__REQUIRED TASK__
Reproduce the line containing "Read this page and output its text content." exactly, along with each line after it through the end of the data; pictures are left out.

__DATA ENTRIES__
## Start

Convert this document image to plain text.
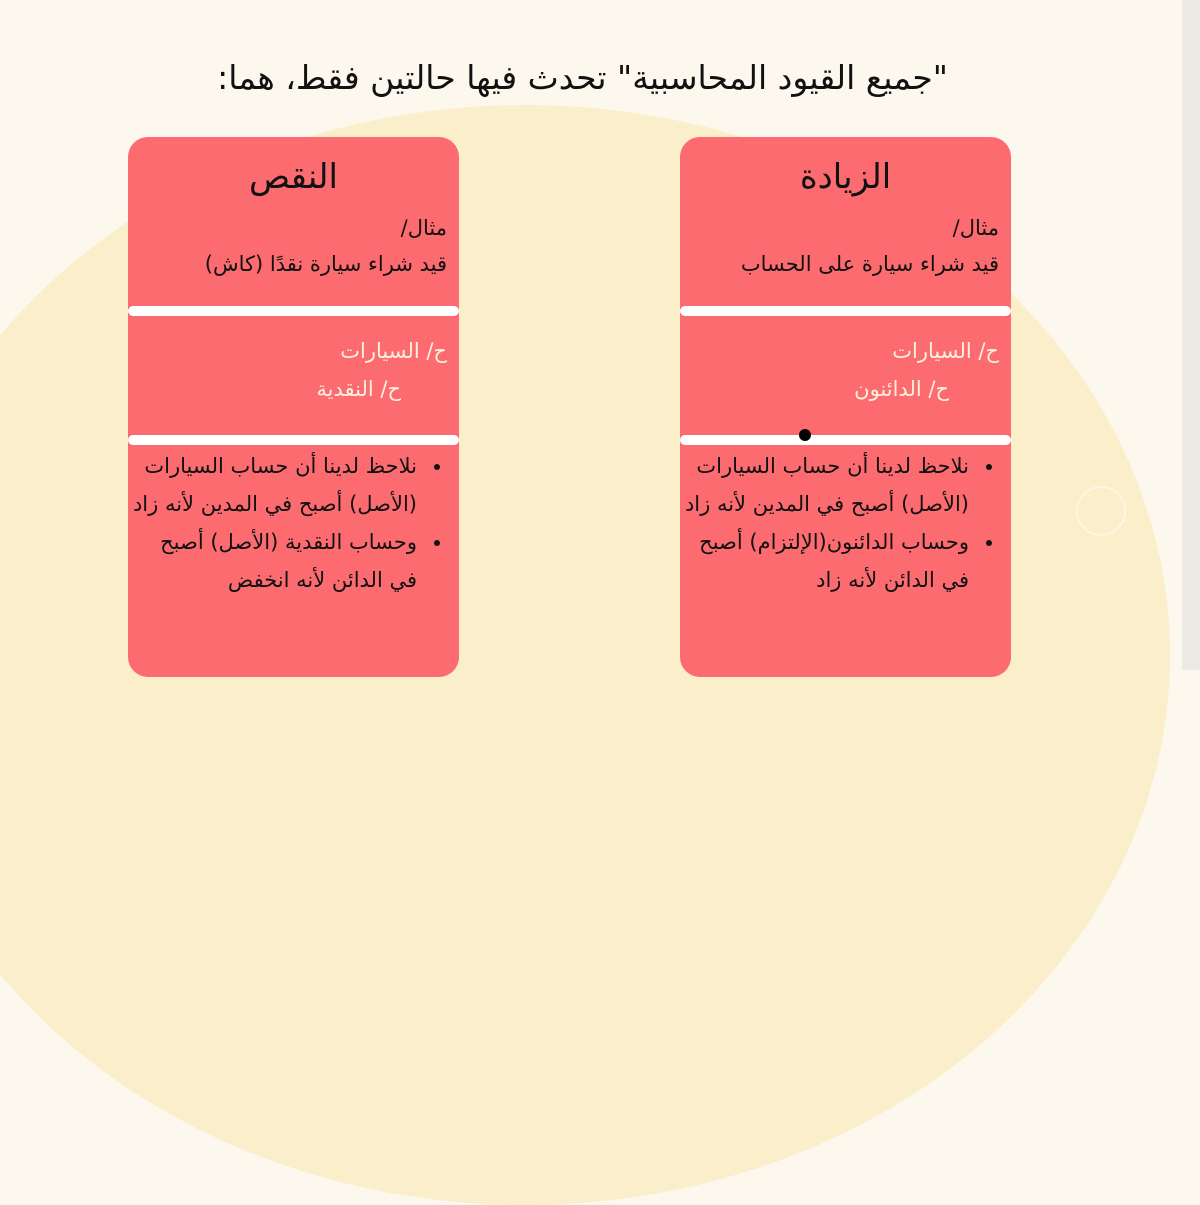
"جميع القيود المحاسبية" تحدث فيها حالتين فقط، هما:
الزيادة
مثال/
قيد شراء سيارة على الحساب
ح/ السيارات
ح/ الدائنون
• نلاحظ لدينا أن حساب السيارات (الأصل) أصبح في المدين لأنه زاد
• وحساب الدائنون(الإلتزام) أصبح في الدائن لأنه زاد
النقص
مثال/
قيد شراء سيارة نقدًا (كاش)
ح/ السيارات
ح/ النقدية
• نلاحظ لدينا أن حساب السيارات (الأصل) أصبح في المدين لأنه زاد
• وحساب النقدية (الأصل) أصبح في الدائن لأنه انخفض
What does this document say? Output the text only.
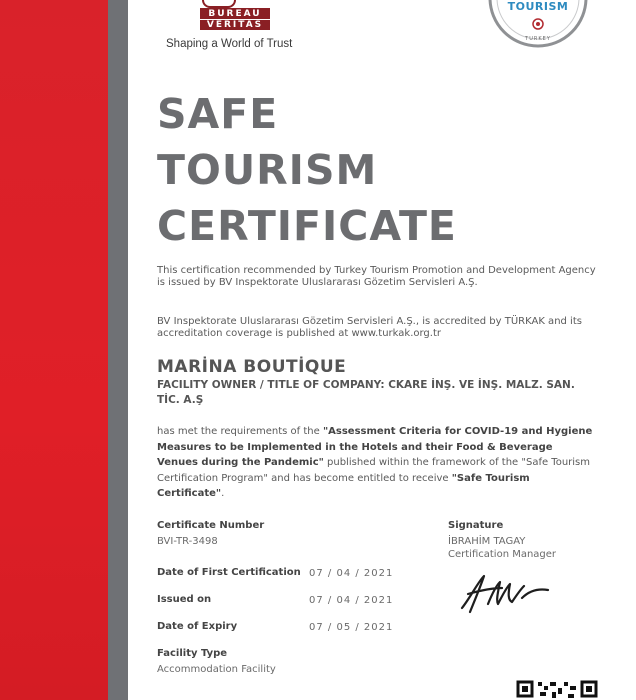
BUREAU
VERITAS
Shaping a World of Trust
TOURISM
TURKEY
SAFE
TOURISM
CERTIFICATE

This certification recommended by Turkey Tourism Promotion and Development Agency is issued by BV Inspektorate Uluslararası Gözetim Servisleri A.Ş.

BV Inspektorate Uluslararası Gözetim Servisleri A.Ş., is accredited by TÜRKAK and its accreditation coverage is published at www.turkak.org.tr

MARİNA BOUTİQUE

FACILITY OWNER / TITLE OF COMPANY: CKARE İNŞ. VE İNŞ. MALZ. SAN. TİC. A.Ş

has met the requirements of the "Assessment Criteria for COVID-19 and Hygiene Measures to be Implemented in the Hotels and their Food & Beverage Venues during the Pandemic" published within the framework of the "Safe Tourism Certification Program" and has become entitled to receive "Safe Tourism Certificate".

Certificate Number
BVI-TR-3498
Date of First Certification 07 / 04 / 2021
Issued on	07 / 04 / 2021
Date of Expiry	07 / 05 / 2021
Facility Type
Accommodation Facility
Signature
İBRAHİM TAGAY
Certification Manager
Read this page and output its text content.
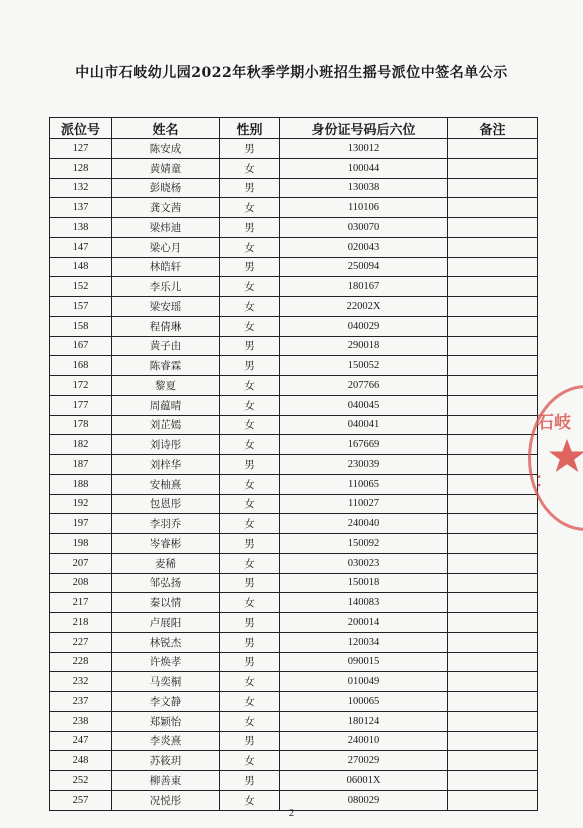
中山市石岐幼儿园2022年秋季学期小班招生摇号派位中签名单公示
派位号	姓名	性别	身份证号码后六位	备注
127	陈安成	男	130012	
128	黄婧童	女	100044	
132	彭晓杨	男	130038	
137	龚文茜	女	110106	
138	梁炜迪	男	030070	
147	梁心月	女	020043	
148	林皓轩	男	250094	
152	李乐儿	女	180167	
157	梁安瑶	女	22002X	
158	程倩琳	女	040029	
167	黄子由	男	290018	
168	陈睿霖	男	150052	
172	黎夏	女	207766	
177	周蕴晴	女	040045	
178	刘芷嫣	女	040041	
182	刘诗彤	女	167669	
187	刘梓华	男	230039	
188	安柚熹	女	110065	
192	包恩彤	女	110027	
197	李羽乔	女	240040	
198	岑睿彬	男	150092	
207	麦稀	女	030023	
208	邹弘扬	男	150018	
217	秦以情	女	140083	
218	卢展阳	男	200014	
227	林锐杰	男	120034	
228	许焕孝	男	090015	
232	马奕桐	女	010049	
237	李文静	女	100065	
238	郑颖怡	女	180124	
247	李炎熹	男	240010	
248	苏筱玥	女	270029	
252	柳善東	男	06001X	
257	况悦彤	女	080029	
石岐
⁚
2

## End

__CORRECT ANSWER__
Read this page and output its text content.
中山市石岐幼儿园2022年秋季学期小班招生摇号派位中签名单公示
派位号	姓名	性别	身份证号码后六位	备注
127	陈安成	男	130012	
128	黄婧童	女	100044	
132	彭晓杨	男	130038	
137	龚文茜	女	110106	
138	梁炜迪	男	030070	
147	梁心月	女	020043	
148	林皓轩	男	250094	
152	李乐儿	女	180167	
157	梁安瑶	女	22002X	
158	程倩琳	女	040029	
167	黄子由	男	290018	
168	陈睿霖	男	150052	
172	黎夏	女	207766	
177	周蕴晴	女	040045	
178	刘芷嫣	女	040041	
182	刘诗彤	女	167669	
187	刘梓华	男	230039	
188	安柚熹	女	110065	
192	包恩彤	女	110027	
197	李羽乔	女	240040	
198	岑睿彬	男	150092	
207	麦稀	女	030023	
208	邹弘扬	男	150018	
217	秦以情	女	140083	
218	卢展阳	男	200014	
227	林锐杰	男	120034	
228	许焕孝	男	090015	
232	马奕桐	女	010049	
237	李文静	女	100065	
238	郑颖怡	女	180124	
247	李炎熹	男	240010	
248	苏筱玥	女	270029	
252	柳善東	男	06001X	
257	况悦彤	女	080029	
石岐
⁚
2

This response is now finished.